Find the line that contains "What data populates" in the entries below. Output it and each later line exactly, and nothing else.

_Dataset listings of figures_:
---
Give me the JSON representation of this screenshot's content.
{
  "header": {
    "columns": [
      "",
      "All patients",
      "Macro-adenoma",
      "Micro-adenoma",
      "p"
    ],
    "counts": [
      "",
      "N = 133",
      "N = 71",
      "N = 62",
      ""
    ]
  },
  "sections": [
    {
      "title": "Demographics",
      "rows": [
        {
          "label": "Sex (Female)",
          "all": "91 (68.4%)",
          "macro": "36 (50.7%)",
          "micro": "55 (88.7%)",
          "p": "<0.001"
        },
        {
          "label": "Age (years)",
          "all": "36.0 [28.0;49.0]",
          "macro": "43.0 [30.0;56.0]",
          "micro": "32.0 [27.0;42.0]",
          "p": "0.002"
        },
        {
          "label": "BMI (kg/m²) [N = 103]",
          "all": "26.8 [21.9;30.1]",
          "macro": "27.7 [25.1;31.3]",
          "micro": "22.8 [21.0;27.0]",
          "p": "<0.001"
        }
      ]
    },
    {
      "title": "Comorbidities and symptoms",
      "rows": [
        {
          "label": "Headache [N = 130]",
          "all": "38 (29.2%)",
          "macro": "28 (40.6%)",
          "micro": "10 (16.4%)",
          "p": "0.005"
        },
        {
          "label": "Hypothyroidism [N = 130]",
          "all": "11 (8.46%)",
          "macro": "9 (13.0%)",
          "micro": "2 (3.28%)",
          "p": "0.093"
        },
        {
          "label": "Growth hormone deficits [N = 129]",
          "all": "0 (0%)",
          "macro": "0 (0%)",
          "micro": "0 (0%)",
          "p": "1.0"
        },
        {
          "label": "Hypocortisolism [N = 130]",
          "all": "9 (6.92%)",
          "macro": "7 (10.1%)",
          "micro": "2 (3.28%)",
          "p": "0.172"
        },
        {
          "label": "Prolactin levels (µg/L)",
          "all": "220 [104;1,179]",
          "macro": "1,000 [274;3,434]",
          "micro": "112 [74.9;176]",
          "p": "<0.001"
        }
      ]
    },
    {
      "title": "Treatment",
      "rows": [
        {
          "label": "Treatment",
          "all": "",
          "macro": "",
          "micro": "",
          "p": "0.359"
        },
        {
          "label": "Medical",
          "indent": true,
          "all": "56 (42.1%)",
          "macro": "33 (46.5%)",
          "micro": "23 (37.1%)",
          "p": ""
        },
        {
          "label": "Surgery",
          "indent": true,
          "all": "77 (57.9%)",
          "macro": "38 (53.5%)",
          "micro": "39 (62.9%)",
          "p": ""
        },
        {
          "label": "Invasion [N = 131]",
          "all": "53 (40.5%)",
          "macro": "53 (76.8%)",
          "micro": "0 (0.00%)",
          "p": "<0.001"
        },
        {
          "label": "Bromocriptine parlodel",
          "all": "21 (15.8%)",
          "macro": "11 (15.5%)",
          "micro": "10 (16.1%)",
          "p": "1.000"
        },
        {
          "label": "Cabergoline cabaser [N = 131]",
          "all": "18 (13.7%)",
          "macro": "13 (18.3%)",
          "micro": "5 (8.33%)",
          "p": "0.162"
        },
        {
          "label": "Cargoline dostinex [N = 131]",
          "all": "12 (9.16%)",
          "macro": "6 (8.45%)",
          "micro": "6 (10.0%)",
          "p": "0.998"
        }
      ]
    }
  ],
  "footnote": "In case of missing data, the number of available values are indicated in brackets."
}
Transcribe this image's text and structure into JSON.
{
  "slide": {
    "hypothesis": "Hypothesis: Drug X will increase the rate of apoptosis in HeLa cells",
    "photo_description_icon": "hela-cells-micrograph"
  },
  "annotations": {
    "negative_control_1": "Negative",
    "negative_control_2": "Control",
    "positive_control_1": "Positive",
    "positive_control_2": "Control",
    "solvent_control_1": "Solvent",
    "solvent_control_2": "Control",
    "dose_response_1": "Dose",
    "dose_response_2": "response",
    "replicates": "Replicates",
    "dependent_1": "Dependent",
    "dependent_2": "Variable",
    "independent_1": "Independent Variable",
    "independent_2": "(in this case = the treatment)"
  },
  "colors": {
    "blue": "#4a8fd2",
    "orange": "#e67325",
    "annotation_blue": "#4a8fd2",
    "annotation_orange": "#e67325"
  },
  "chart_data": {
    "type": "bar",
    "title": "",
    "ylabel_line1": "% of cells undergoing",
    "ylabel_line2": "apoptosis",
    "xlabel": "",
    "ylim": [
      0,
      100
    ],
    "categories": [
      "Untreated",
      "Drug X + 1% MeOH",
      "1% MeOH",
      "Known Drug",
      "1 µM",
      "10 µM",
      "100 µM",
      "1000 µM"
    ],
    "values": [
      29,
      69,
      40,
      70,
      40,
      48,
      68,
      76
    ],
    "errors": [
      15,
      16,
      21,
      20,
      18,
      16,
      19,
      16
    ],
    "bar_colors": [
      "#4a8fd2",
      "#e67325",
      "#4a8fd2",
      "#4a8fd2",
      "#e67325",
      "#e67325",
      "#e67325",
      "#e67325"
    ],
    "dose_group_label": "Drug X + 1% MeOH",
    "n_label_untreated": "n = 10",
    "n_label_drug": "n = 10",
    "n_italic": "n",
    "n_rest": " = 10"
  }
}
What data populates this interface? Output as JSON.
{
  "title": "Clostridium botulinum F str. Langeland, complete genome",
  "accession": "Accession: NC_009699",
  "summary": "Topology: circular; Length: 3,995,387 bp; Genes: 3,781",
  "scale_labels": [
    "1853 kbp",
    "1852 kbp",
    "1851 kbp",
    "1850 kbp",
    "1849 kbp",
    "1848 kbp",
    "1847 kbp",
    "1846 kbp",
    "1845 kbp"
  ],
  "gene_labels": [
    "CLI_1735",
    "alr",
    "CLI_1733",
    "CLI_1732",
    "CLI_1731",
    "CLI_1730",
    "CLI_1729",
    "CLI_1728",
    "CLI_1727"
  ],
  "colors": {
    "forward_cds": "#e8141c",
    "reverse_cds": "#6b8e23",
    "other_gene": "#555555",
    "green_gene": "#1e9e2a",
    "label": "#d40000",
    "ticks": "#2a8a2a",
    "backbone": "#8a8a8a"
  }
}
---
_EXPECTED ANSWER_:
What data populates this interface? Output as JSON.
{
  "title": "Clostridium botulinum F str. Langeland, complete genome",
  "accession": "Accession: NC_009699",
  "summary": "Topology: circular; Length: 3,995,387 bp; Genes: 3,781",
  "scale_labels": [
    "1853 kbp",
    "1852 kbp",
    "1851 kbp",
    "1850 kbp",
    "1849 kbp",
    "1848 kbp",
    "1847 kbp",
    "1846 kbp",
    "1845 kbp"
  ],
  "gene_labels": [
    "CLI_1735",
    "alr",
    "CLI_1733",
    "CLI_1732",
    "CLI_1731",
    "CLI_1730",
    "CLI_1729",
    "CLI_1728",
    "CLI_1727"
  ],
  "colors": {
    "forward_cds": "#e8141c",
    "reverse_cds": "#6b8e23",
    "other_gene": "#555555",
    "green_gene": "#1e9e2a",
    "label": "#d40000",
    "ticks": "#2a8a2a",
    "backbone": "#8a8a8a"
  }
}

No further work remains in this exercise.